Task objective:
Exactly repeat the full listing that follows.
Supplied information start
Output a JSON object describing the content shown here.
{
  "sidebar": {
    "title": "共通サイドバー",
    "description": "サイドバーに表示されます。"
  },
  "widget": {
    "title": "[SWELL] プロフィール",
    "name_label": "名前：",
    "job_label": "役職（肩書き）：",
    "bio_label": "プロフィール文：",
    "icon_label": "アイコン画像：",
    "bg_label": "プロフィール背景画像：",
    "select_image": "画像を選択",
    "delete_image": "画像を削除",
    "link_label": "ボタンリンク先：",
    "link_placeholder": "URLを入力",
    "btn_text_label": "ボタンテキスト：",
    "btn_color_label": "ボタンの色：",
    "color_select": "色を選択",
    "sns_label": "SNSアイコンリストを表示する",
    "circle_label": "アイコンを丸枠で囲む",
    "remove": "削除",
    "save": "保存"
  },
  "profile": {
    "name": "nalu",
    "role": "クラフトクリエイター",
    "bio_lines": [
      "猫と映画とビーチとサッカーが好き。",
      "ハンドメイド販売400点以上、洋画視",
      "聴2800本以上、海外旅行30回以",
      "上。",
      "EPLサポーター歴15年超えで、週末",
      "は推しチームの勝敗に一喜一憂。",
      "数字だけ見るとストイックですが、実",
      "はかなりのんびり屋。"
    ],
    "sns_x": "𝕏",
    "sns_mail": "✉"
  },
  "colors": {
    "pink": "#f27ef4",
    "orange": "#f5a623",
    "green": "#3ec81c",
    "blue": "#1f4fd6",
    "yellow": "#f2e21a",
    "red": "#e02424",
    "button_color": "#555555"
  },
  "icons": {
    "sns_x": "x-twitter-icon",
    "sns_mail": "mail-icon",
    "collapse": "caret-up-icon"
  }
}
Supplied information end
Solved exercise:
Output a JSON object describing the content shown here.
{
  "sidebar": {
    "title": "共通サイドバー",
    "description": "サイドバーに表示されます。"
  },
  "widget": {
    "title": "[SWELL] プロフィール",
    "name_label": "名前：",
    "job_label": "役職（肩書き）：",
    "bio_label": "プロフィール文：",
    "icon_label": "アイコン画像：",
    "bg_label": "プロフィール背景画像：",
    "select_image": "画像を選択",
    "delete_image": "画像を削除",
    "link_label": "ボタンリンク先：",
    "link_placeholder": "URLを入力",
    "btn_text_label": "ボタンテキスト：",
    "btn_color_label": "ボタンの色：",
    "color_select": "色を選択",
    "sns_label": "SNSアイコンリストを表示する",
    "circle_label": "アイコンを丸枠で囲む",
    "remove": "削除",
    "save": "保存"
  },
  "profile": {
    "name": "nalu",
    "role": "クラフトクリエイター",
    "bio_lines": [
      "猫と映画とビーチとサッカーが好き。",
      "ハンドメイド販売400点以上、洋画視",
      "聴2800本以上、海外旅行30回以",
      "上。",
      "EPLサポーター歴15年超えで、週末",
      "は推しチームの勝敗に一喜一憂。",
      "数字だけ見るとストイックですが、実",
      "はかなりのんびり屋。"
    ],
    "sns_x": "𝕏",
    "sns_mail": "✉"
  },
  "colors": {
    "pink": "#f27ef4",
    "orange": "#f5a623",
    "green": "#3ec81c",
    "blue": "#1f4fd6",
    "yellow": "#f2e21a",
    "red": "#e02424",
    "button_color": "#555555"
  },
  "icons": {
    "sns_x": "x-twitter-icon",
    "sns_mail": "mail-icon",
    "collapse": "caret-up-icon"
  }
}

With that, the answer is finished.